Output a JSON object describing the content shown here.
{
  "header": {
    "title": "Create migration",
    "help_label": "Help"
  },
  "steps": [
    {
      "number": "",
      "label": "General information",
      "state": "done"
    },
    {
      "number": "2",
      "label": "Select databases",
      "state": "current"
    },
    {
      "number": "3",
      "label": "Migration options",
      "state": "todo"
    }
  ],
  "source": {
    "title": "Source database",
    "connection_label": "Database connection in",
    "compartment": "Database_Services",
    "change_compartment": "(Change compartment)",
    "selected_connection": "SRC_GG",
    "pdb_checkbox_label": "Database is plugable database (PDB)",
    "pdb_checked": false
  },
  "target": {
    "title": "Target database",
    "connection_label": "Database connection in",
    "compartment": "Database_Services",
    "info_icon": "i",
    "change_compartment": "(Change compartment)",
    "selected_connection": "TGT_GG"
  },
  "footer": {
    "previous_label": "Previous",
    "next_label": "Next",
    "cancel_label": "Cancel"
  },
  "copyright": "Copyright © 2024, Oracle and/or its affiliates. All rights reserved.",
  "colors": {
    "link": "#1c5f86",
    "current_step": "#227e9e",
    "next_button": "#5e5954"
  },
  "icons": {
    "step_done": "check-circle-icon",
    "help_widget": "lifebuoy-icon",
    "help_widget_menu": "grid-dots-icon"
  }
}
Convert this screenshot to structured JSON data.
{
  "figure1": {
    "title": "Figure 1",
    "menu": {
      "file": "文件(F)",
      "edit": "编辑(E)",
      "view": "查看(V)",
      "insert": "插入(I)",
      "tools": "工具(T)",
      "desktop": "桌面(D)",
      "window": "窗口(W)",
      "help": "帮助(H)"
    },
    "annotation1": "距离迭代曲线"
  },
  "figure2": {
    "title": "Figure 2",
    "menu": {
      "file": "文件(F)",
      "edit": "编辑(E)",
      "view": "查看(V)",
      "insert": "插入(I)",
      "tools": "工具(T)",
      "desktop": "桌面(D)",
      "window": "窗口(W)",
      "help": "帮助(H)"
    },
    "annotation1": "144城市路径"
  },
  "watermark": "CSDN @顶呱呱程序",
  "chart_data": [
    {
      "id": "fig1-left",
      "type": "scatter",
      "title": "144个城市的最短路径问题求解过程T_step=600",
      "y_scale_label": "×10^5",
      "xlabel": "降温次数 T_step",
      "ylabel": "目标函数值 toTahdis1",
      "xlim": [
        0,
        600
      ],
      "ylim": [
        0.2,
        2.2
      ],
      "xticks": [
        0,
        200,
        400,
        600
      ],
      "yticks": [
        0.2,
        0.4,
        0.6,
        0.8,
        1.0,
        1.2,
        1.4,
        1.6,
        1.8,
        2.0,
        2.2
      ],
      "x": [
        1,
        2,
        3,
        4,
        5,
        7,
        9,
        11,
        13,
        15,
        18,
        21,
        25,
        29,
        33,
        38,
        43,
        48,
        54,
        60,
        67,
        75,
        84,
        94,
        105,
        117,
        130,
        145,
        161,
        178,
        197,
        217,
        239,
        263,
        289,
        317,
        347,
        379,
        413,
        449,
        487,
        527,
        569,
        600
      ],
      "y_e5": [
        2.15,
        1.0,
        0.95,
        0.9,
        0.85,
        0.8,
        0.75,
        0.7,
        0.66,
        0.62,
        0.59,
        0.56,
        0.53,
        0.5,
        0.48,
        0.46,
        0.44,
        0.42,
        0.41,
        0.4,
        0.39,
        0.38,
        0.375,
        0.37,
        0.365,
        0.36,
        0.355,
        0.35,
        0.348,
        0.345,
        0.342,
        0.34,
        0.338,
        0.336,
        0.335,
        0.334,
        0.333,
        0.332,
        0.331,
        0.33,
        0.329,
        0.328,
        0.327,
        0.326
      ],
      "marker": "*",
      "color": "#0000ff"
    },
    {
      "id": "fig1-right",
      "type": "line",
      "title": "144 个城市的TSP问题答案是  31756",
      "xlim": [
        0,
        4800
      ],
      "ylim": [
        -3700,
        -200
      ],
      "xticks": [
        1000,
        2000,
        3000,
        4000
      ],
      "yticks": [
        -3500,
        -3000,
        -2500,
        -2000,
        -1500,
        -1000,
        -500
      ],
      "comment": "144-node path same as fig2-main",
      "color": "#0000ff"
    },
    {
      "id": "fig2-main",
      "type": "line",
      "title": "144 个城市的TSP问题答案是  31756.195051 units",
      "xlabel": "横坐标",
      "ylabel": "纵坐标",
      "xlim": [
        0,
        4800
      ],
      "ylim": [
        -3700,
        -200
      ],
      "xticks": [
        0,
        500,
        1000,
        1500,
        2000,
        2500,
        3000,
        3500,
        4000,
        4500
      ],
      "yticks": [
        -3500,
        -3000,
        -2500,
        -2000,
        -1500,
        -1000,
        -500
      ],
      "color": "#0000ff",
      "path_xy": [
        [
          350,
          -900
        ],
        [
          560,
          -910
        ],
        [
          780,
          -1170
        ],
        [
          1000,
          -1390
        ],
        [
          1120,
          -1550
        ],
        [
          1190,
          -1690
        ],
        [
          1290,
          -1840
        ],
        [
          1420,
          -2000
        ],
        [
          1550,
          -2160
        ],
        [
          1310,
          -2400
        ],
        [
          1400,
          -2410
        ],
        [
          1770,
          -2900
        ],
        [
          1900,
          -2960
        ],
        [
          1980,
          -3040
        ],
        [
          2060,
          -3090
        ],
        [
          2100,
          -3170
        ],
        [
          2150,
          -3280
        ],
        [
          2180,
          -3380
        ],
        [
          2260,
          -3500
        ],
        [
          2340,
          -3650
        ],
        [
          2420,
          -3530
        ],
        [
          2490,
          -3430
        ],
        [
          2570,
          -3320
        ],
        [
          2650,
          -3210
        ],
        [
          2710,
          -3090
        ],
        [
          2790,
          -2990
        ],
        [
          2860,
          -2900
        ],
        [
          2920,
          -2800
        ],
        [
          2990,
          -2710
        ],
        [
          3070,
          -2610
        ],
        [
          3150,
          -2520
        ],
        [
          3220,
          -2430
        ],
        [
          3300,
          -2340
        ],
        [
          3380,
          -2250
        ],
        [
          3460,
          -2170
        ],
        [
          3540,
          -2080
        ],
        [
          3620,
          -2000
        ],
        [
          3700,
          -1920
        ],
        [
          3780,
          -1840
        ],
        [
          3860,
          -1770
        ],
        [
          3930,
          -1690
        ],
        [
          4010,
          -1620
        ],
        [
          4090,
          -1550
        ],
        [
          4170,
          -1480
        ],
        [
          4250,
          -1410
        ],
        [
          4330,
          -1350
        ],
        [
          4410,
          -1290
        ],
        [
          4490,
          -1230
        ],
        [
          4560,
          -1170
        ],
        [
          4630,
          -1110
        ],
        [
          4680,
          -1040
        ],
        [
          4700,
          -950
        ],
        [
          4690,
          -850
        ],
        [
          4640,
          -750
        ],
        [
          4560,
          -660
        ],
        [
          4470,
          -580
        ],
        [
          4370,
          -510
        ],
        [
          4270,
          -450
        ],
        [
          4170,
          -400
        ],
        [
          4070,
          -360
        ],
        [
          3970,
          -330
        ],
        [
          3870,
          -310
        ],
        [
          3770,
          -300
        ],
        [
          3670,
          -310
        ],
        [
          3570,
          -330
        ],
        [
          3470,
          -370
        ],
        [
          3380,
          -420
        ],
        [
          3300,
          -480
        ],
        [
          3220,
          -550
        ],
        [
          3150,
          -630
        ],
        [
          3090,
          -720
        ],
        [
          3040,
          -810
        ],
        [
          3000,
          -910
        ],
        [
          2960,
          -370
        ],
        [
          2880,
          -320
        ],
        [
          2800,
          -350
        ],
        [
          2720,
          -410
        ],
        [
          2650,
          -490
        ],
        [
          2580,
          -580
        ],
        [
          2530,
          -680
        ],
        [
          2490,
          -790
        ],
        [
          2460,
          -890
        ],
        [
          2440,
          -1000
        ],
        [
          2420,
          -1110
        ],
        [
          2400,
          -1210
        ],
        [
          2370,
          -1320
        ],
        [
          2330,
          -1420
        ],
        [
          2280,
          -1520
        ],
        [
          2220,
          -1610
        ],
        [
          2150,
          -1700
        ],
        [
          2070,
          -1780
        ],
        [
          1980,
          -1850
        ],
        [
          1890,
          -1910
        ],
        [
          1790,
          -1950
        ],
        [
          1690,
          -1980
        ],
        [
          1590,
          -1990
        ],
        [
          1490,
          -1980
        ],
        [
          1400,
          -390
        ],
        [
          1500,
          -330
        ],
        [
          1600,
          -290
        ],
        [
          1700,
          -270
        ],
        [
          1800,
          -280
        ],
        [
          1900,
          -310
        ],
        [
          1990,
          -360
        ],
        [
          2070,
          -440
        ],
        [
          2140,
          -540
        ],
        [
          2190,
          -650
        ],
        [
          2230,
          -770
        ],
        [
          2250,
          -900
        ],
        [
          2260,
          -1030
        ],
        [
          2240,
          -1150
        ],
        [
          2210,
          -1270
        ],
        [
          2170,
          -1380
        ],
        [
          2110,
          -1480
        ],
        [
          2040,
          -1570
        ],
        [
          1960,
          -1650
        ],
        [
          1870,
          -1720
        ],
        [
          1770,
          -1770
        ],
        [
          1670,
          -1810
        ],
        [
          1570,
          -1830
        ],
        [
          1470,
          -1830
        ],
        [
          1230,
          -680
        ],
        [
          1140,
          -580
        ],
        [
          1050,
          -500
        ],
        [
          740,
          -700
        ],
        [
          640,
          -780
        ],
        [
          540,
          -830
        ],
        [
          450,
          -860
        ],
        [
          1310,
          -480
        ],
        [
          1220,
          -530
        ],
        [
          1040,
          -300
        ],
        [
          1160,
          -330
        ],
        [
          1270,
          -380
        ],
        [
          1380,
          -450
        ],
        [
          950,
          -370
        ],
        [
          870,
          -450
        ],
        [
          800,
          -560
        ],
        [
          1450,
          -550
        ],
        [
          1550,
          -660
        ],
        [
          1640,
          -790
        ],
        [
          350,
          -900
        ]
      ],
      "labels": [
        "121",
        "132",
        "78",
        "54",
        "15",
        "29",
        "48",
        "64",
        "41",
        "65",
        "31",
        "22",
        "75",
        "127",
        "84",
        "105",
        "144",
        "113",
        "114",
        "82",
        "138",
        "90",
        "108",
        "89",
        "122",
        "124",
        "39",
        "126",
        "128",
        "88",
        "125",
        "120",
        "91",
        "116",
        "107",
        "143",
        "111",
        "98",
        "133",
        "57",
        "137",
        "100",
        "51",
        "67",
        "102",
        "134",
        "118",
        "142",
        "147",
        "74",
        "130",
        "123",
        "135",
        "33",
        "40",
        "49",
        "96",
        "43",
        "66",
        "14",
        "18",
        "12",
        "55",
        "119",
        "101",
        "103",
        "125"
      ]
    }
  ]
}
◆ ◆ ◆ ◆ ◆
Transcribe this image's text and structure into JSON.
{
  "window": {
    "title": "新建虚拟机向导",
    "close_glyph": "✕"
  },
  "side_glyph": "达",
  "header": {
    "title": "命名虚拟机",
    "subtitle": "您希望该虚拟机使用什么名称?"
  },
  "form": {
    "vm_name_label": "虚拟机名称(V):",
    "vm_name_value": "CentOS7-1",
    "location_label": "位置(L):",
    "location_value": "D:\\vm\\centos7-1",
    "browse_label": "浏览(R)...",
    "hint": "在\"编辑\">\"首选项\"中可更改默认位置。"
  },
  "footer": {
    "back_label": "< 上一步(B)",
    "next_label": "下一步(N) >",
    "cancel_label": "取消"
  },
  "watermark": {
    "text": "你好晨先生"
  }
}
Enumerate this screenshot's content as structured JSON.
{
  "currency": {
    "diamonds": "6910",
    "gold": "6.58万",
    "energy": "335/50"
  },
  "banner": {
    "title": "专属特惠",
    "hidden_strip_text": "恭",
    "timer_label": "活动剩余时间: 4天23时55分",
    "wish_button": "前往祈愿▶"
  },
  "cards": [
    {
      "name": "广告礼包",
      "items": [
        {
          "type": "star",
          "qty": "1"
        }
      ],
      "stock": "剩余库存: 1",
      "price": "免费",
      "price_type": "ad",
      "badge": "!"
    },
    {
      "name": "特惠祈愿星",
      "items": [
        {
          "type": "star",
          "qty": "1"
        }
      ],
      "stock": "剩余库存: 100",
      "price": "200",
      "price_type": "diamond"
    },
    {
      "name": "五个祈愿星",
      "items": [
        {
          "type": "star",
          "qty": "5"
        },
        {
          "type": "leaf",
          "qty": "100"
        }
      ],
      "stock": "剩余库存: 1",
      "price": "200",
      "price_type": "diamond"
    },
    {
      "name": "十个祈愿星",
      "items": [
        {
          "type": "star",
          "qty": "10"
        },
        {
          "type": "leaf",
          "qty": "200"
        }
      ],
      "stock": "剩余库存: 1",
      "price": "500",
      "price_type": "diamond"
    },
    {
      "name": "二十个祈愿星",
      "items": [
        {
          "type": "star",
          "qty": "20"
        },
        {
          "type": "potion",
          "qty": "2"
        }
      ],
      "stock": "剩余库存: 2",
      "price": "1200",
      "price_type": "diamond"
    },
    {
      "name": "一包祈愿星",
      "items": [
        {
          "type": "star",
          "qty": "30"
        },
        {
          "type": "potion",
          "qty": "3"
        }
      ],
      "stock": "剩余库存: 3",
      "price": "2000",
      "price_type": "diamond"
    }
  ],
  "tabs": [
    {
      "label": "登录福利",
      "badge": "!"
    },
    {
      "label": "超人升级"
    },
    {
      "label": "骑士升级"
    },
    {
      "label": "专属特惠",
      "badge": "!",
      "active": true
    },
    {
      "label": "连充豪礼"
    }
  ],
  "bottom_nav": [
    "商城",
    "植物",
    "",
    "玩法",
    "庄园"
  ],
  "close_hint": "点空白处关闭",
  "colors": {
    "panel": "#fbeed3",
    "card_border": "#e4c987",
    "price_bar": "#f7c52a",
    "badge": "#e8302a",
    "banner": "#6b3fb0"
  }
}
◆ ◆ ◆ ◆ ◆
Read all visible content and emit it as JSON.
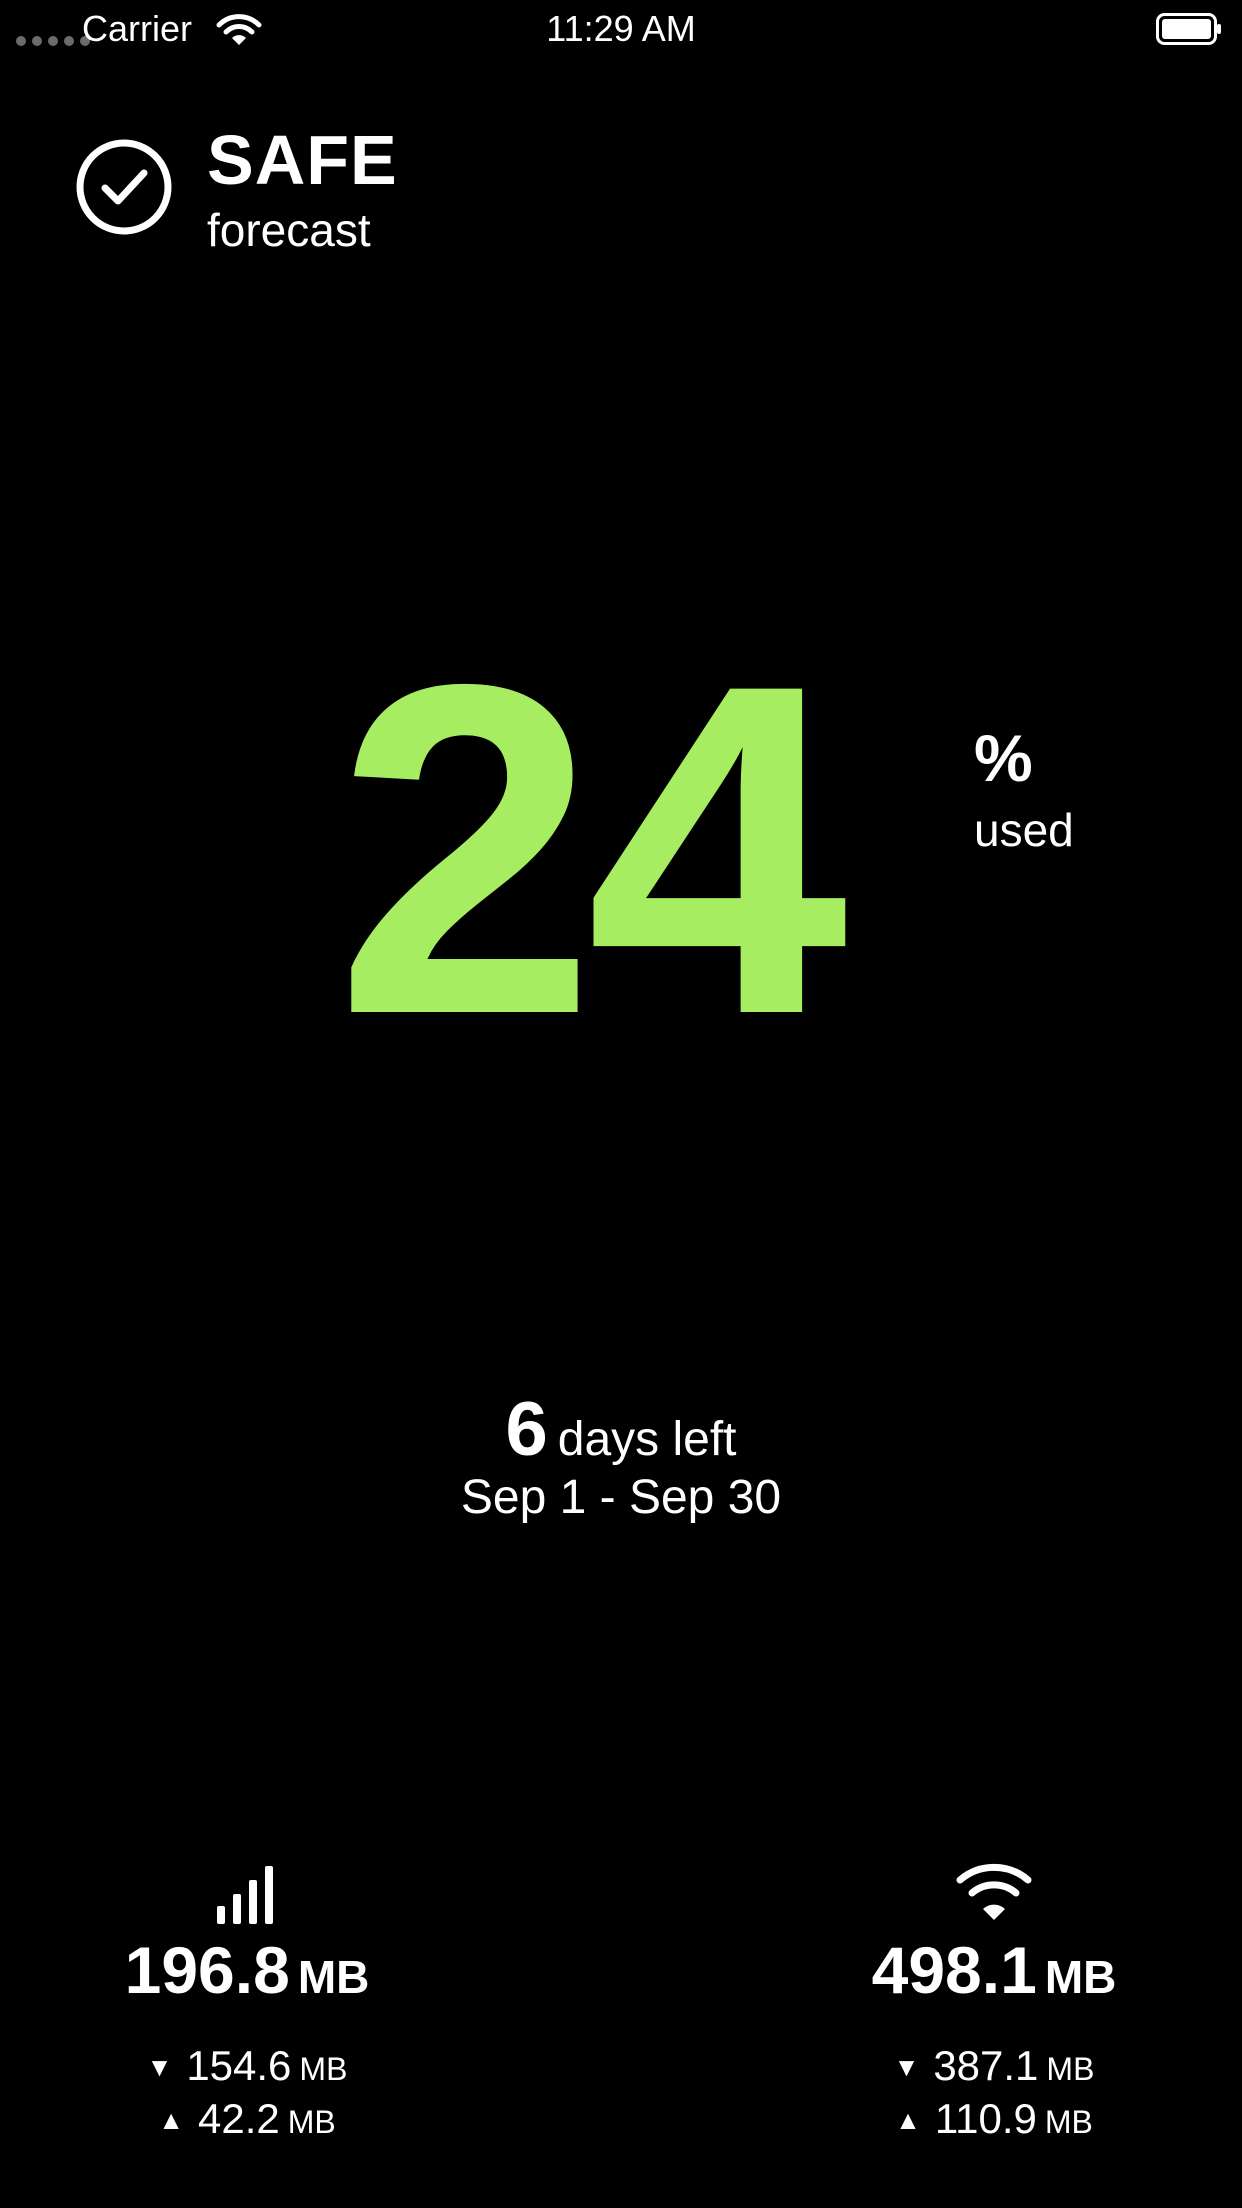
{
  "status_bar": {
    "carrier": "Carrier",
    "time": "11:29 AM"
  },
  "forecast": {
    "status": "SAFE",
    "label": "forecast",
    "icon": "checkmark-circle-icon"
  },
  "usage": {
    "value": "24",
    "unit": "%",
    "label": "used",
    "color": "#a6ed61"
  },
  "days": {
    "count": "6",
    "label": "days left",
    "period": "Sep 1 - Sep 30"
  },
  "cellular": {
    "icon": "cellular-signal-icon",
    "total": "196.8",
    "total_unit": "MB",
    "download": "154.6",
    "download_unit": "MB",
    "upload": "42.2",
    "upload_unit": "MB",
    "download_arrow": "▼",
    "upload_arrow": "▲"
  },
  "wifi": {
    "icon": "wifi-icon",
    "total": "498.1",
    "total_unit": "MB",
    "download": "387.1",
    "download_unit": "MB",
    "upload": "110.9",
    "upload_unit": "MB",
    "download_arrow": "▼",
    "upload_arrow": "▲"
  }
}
◆ ◆ ◆ ◆ ◆
What to do >>
Select from the material above each line in which the string "state" appears, and list those lines.

Final answer >>
      "state": "done"
      "state": "current"
      "state": "todo"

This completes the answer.